■ Task details:
Reproduce the listing exactly, with no pictures in your copy.

** start **

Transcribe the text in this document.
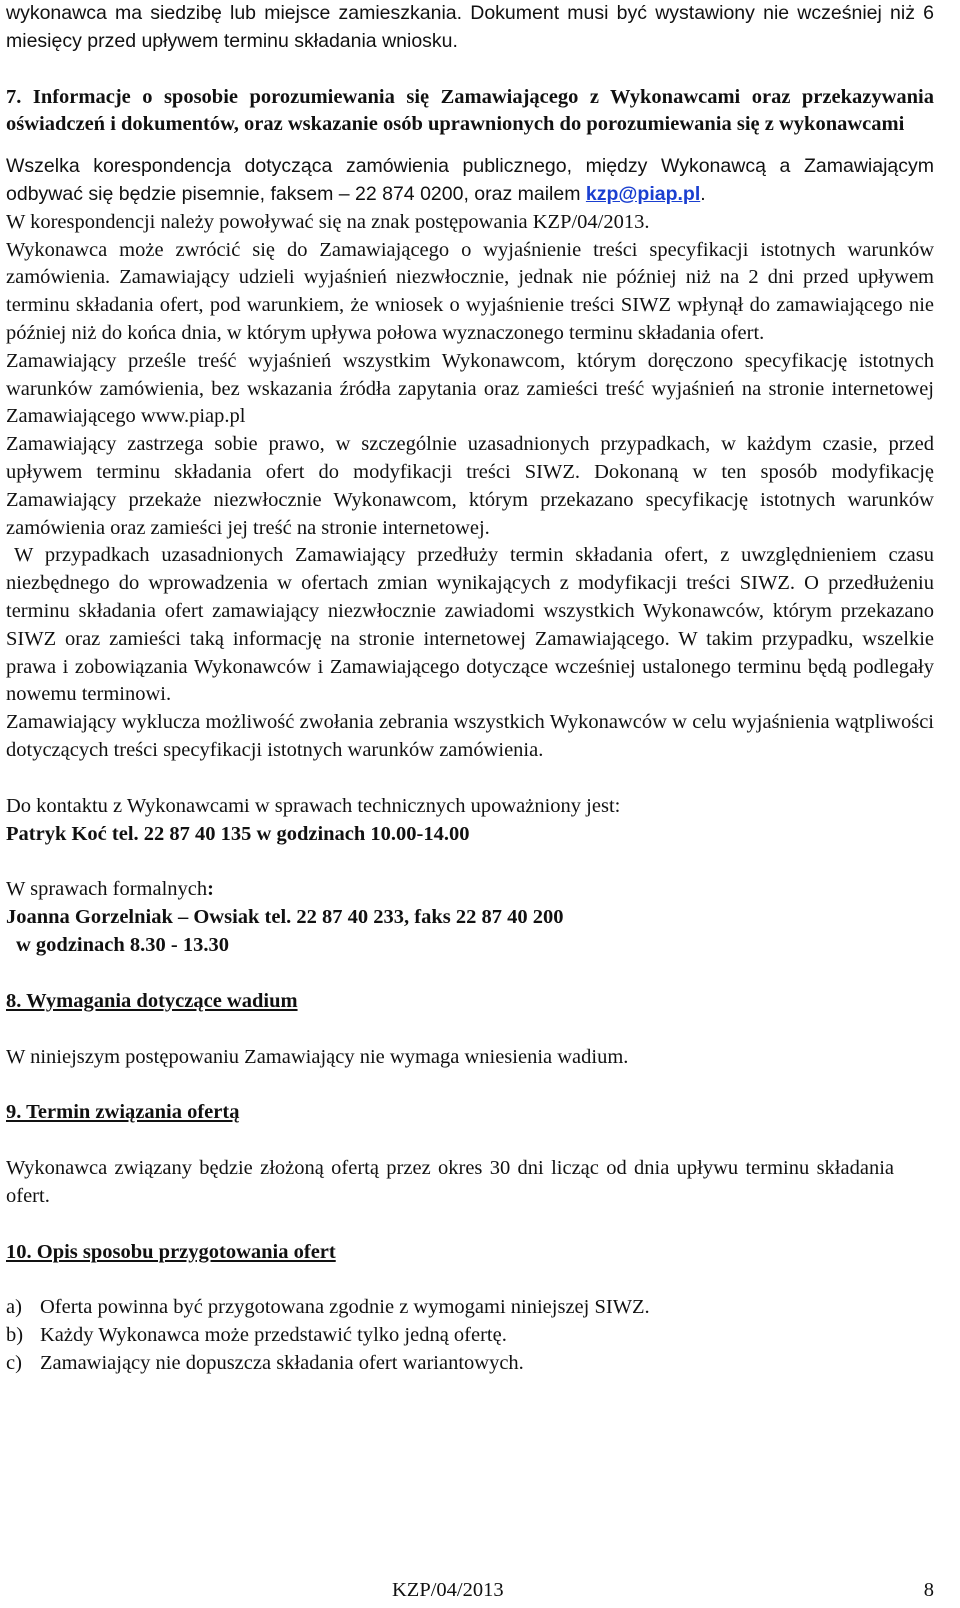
wykonawca ma siedzibę lub miejsce zamieszkania. Dokument musi być wystawiony nie wcześniej niż 6 miesięcy przed upływem terminu składania wniosku.

7. Informacje o sposobie porozumiewania się Zamawiającego z Wykonawcami oraz przekazywania oświadczeń i dokumentów, oraz wskazanie osób uprawnionych do porozumiewania się z wykonawcami

Wszelka korespondencja dotycząca zamówienia publicznego, między Wykonawcą a Zamawiającym odbywać się będzie pisemnie, faksem – 22 874 0200, oraz mailem kzp@piap.pl.

W korespondencji należy powoływać się na znak postępowania KZP/04/2013.

Wykonawca może zwrócić się do Zamawiającego o wyjaśnienie treści specyfikacji istotnych warunków zamówienia. Zamawiający udzieli wyjaśnień niezwłocznie, jednak nie później niż na 2 dni przed upływem terminu składania ofert, pod warunkiem, że wniosek o wyjaśnienie treści SIWZ wpłynął do zamawiającego nie później niż do końca dnia, w którym upływa połowa wyznaczonego terminu składania ofert.

Zamawiający prześle treść wyjaśnień wszystkim Wykonawcom, którym doręczono specyfikację istotnych warunków zamówienia, bez wskazania źródła zapytania oraz zamieści treść wyjaśnień na stronie internetowej Zamawiającego www.piap.pl

Zamawiający zastrzega sobie prawo, w szczególnie uzasadnionych przypadkach, w każdym czasie, przed upływem terminu składania ofert do modyfikacji treści SIWZ. Dokonaną w ten sposób modyfikację Zamawiający przekaże niezwłocznie Wykonawcom, którym przekazano specyfikację istotnych warunków zamówienia oraz zamieści jej treść na stronie internetowej.

W przypadkach uzasadnionych Zamawiający przedłuży termin składania ofert, z uwzględnieniem czasu niezbędnego do wprowadzenia w ofertach zmian wynikających z modyfikacji treści SIWZ. O przedłużeniu terminu składania ofert zamawiający niezwłocznie zawiadomi wszystkich Wykonawców, którym przekazano SIWZ oraz zamieści taką informację na stronie internetowej Zamawiającego. W takim przypadku, wszelkie prawa i zobowiązania Wykonawców i Zamawiającego dotyczące wcześniej ustalonego terminu będą podlegały nowemu terminowi.

Zamawiający wyklucza możliwość zwołania zebrania wszystkich Wykonawców w celu wyjaśnienia wątpliwości dotyczących treści specyfikacji istotnych warunków zamówienia.

Do kontaktu z Wykonawcami w sprawach technicznych upoważniony jest:

Patryk Koć tel. 22 87 40 135 w godzinach 10.00-14.00

W sprawach formalnych:

Joanna Gorzelniak – Owsiak tel. 22 87 40 233, faks 22 87 40 200

w godzinach 8.30 - 13.30

8. Wymagania dotyczące wadium

W niniejszym postępowaniu Zamawiający nie wymaga wniesienia wadium.

9. Termin związania ofertą

Wykonawca związany będzie złożoną ofertą przez okres 30 dni licząc od dnia upływu terminu składania ofert.

10. Opis sposobu przygotowania ofert

a) Oferta powinna być przygotowana zgodnie z wymogami niniejszej SIWZ.
b) Każdy Wykonawca może przedstawić tylko jedną ofertę.
c) Zamawiający nie dopuszcza składania ofert wariantowych.
KZP/04/2013	8
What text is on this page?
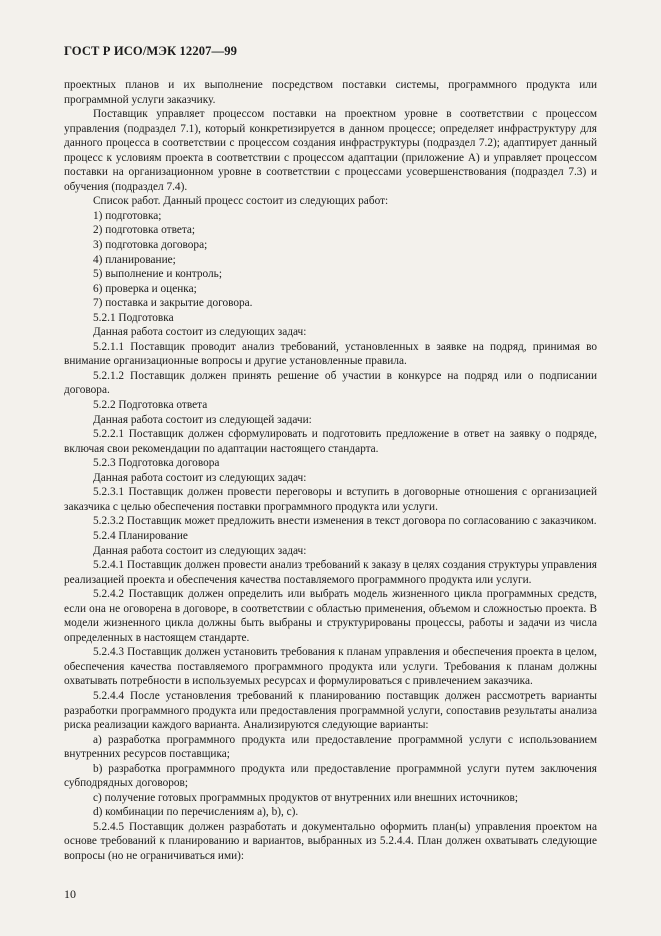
ГОСТ Р ИСО/МЭК 12207—99

проектных планов и их выполнение посредством поставки системы, программного продукта или программной услуги заказчику.

Поставщик управляет процессом поставки на проектном уровне в соответствии с процессом управления (подраздел 7.1), который конкретизируется в данном процессе; определяет инфраструктуру для данного процесса в соответствии с процессом создания инфраструктуры (подраздел 7.2); адаптирует данный процесс к условиям проекта в соответствии с процессом адаптации (приложение А) и управляет процессом поставки на организационном уровне в соответствии с процессами усовершенствования (подраздел 7.3) и обучения (подраздел 7.4).

Список работ. Данный процесс состоит из следующих работ:

1) подготовка;

2) подготовка ответа;

3) подготовка договора;

4) планирование;

5) выполнение и контроль;

6) проверка и оценка;

7) поставка и закрытие договора.

5.2.1 Подготовка

Данная работа состоит из следующих задач:

5.2.1.1 Поставщик проводит анализ требований, установленных в заявке на подряд, принимая во внимание организационные вопросы и другие установленные правила.

5.2.1.2 Поставщик должен принять решение об участии в конкурсе на подряд или о подписании договора.

5.2.2 Подготовка ответа

Данная работа состоит из следующей задачи:

5.2.2.1 Поставщик должен сформулировать и подготовить предложение в ответ на заявку о подряде, включая свои рекомендации по адаптации настоящего стандарта.

5.2.3 Подготовка договора

Данная работа состоит из следующих задач:

5.2.3.1 Поставщик должен провести переговоры и вступить в договорные отношения с организацией заказчика с целью обеспечения поставки программного продукта или услуги.

5.2.3.2 Поставщик может предложить внести изменения в текст договора по согласованию с заказчиком.

5.2.4 Планирование

Данная работа состоит из следующих задач:

5.2.4.1 Поставщик должен провести анализ требований к заказу в целях создания структуры управления реализацией проекта и обеспечения качества поставляемого программного продукта или услуги.

5.2.4.2 Поставщик должен определить или выбрать модель жизненного цикла программных средств, если она не оговорена в договоре, в соответствии с областью применения, объемом и сложностью проекта. В модели жизненного цикла должны быть выбраны и структурированы процессы, работы и задачи из числа определенных в настоящем стандарте.

5.2.4.3 Поставщик должен установить требования к планам управления и обеспечения проекта в целом, обеспечения качества поставляемого программного продукта или услуги. Требования к планам должны охватывать потребности в используемых ресурсах и формулироваться с привлечением заказчика.

5.2.4.4 После установления требований к планированию поставщик должен рассмотреть варианты разработки программного продукта или предоставления программной услуги, сопоставив результаты анализа риска реализации каждого варианта. Анализируются следующие варианты:

a) разработка программного продукта или предоставление программной услуги с использованием внутренних ресурсов поставщика;

b) разработка программного продукта или предоставление программной услуги путем заключения субподрядных договоров;

c) получение готовых программных продуктов от внутренних или внешних источников;

d) комбинации по перечислениям a), b), c).

5.2.4.5 Поставщик должен разработать и документально оформить план(ы) управления проектом на основе требований к планированию и вариантов, выбранных из 5.2.4.4. План должен охватывать следующие вопросы (но не ограничиваться ими):

10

** end **

■ Exercise answer:
Transcribe the text in this document.
wykonawca ma siedzibę lub miejsce zamieszkania. Dokument musi być wystawiony nie wcześniej niż 6 miesięcy przed upływem terminu składania wniosku.

7. Informacje o sposobie porozumiewania się Zamawiającego z Wykonawcami oraz przekazywania oświadczeń i dokumentów, oraz wskazanie osób uprawnionych do porozumiewania się z wykonawcami

Wszelka korespondencja dotycząca zamówienia publicznego, między Wykonawcą a Zamawiającym odbywać się będzie pisemnie, faksem – 22 874 0200, oraz mailem kzp@piap.pl.

W korespondencji należy powoływać się na znak postępowania KZP/04/2013.

Wykonawca może zwrócić się do Zamawiającego o wyjaśnienie treści specyfikacji istotnych warunków zamówienia. Zamawiający udzieli wyjaśnień niezwłocznie, jednak nie później niż na 2 dni przed upływem terminu składania ofert, pod warunkiem, że wniosek o wyjaśnienie treści SIWZ wpłynął do zamawiającego nie później niż do końca dnia, w którym upływa połowa wyznaczonego terminu składania ofert.

Zamawiający prześle treść wyjaśnień wszystkim Wykonawcom, którym doręczono specyfikację istotnych warunków zamówienia, bez wskazania źródła zapytania oraz zamieści treść wyjaśnień na stronie internetowej Zamawiającego www.piap.pl

Zamawiający zastrzega sobie prawo, w szczególnie uzasadnionych przypadkach, w każdym czasie, przed upływem terminu składania ofert do modyfikacji treści SIWZ. Dokonaną w ten sposób modyfikację Zamawiający przekaże niezwłocznie Wykonawcom, którym przekazano specyfikację istotnych warunków zamówienia oraz zamieści jej treść na stronie internetowej.

W przypadkach uzasadnionych Zamawiający przedłuży termin składania ofert, z uwzględnieniem czasu niezbędnego do wprowadzenia w ofertach zmian wynikających z modyfikacji treści SIWZ. O przedłużeniu terminu składania ofert zamawiający niezwłocznie zawiadomi wszystkich Wykonawców, którym przekazano SIWZ oraz zamieści taką informację na stronie internetowej Zamawiającego. W takim przypadku, wszelkie prawa i zobowiązania Wykonawców i Zamawiającego dotyczące wcześniej ustalonego terminu będą podlegały nowemu terminowi.

Zamawiający wyklucza możliwość zwołania zebrania wszystkich Wykonawców w celu wyjaśnienia wątpliwości dotyczących treści specyfikacji istotnych warunków zamówienia.

Do kontaktu z Wykonawcami w sprawach technicznych upoważniony jest:

Patryk Koć tel. 22 87 40 135 w godzinach 10.00-14.00

W sprawach formalnych:

Joanna Gorzelniak – Owsiak tel. 22 87 40 233, faks 22 87 40 200

w godzinach 8.30 - 13.30

8. Wymagania dotyczące wadium

W niniejszym postępowaniu Zamawiający nie wymaga wniesienia wadium.

9. Termin związania ofertą

Wykonawca związany będzie złożoną ofertą przez okres 30 dni licząc od dnia upływu terminu składania ofert.

10. Opis sposobu przygotowania ofert

a) Oferta powinna być przygotowana zgodnie z wymogami niniejszej SIWZ.
b) Każdy Wykonawca może przedstawić tylko jedną ofertę.
c) Zamawiający nie dopuszcza składania ofert wariantowych.
KZP/04/2013	8
What text is on this page?
ГОСТ Р ИСО/МЭК 12207—99

проектных планов и их выполнение посредством поставки системы, программного продукта или программной услуги заказчику.

Поставщик управляет процессом поставки на проектном уровне в соответствии с процессом управления (подраздел 7.1), который конкретизируется в данном процессе; определяет инфраструктуру для данного процесса в соответствии с процессом создания инфраструктуры (подраздел 7.2); адаптирует данный процесс к условиям проекта в соответствии с процессом адаптации (приложение А) и управляет процессом поставки на организационном уровне в соответствии с процессами усовершенствования (подраздел 7.3) и обучения (подраздел 7.4).

Список работ. Данный процесс состоит из следующих работ:

1) подготовка;

2) подготовка ответа;

3) подготовка договора;

4) планирование;

5) выполнение и контроль;

6) проверка и оценка;

7) поставка и закрытие договора.

5.2.1 Подготовка

Данная работа состоит из следующих задач:

5.2.1.1 Поставщик проводит анализ требований, установленных в заявке на подряд, принимая во внимание организационные вопросы и другие установленные правила.

5.2.1.2 Поставщик должен принять решение об участии в конкурсе на подряд или о подписании договора.

5.2.2 Подготовка ответа

Данная работа состоит из следующей задачи:

5.2.2.1 Поставщик должен сформулировать и подготовить предложение в ответ на заявку о подряде, включая свои рекомендации по адаптации настоящего стандарта.

5.2.3 Подготовка договора

Данная работа состоит из следующих задач:

5.2.3.1 Поставщик должен провести переговоры и вступить в договорные отношения с организацией заказчика с целью обеспечения поставки программного продукта или услуги.

5.2.3.2 Поставщик может предложить внести изменения в текст договора по согласованию с заказчиком.

5.2.4 Планирование

Данная работа состоит из следующих задач:

5.2.4.1 Поставщик должен провести анализ требований к заказу в целях создания структуры управления реализацией проекта и обеспечения качества поставляемого программного продукта или услуги.

5.2.4.2 Поставщик должен определить или выбрать модель жизненного цикла программных средств, если она не оговорена в договоре, в соответствии с областью применения, объемом и сложностью проекта. В модели жизненного цикла должны быть выбраны и структурированы процессы, работы и задачи из числа определенных в настоящем стандарте.

5.2.4.3 Поставщик должен установить требования к планам управления и обеспечения проекта в целом, обеспечения качества поставляемого программного продукта или услуги. Требования к планам должны охватывать потребности в используемых ресурсах и формулироваться с привлечением заказчика.

5.2.4.4 После установления требований к планированию поставщик должен рассмотреть варианты разработки программного продукта или предоставления программной услуги, сопоставив результаты анализа риска реализации каждого варианта. Анализируются следующие варианты:

a) разработка программного продукта или предоставление программной услуги с использованием внутренних ресурсов поставщика;

b) разработка программного продукта или предоставление программной услуги путем заключения субподрядных договоров;

c) получение готовых программных продуктов от внутренних или внешних источников;

d) комбинации по перечислениям a), b), c).

5.2.4.5 Поставщик должен разработать и документально оформить план(ы) управления проектом на основе требований к планированию и вариантов, выбранных из 5.2.4.4. План должен охватывать следующие вопросы (но не ограничиваться ими):

10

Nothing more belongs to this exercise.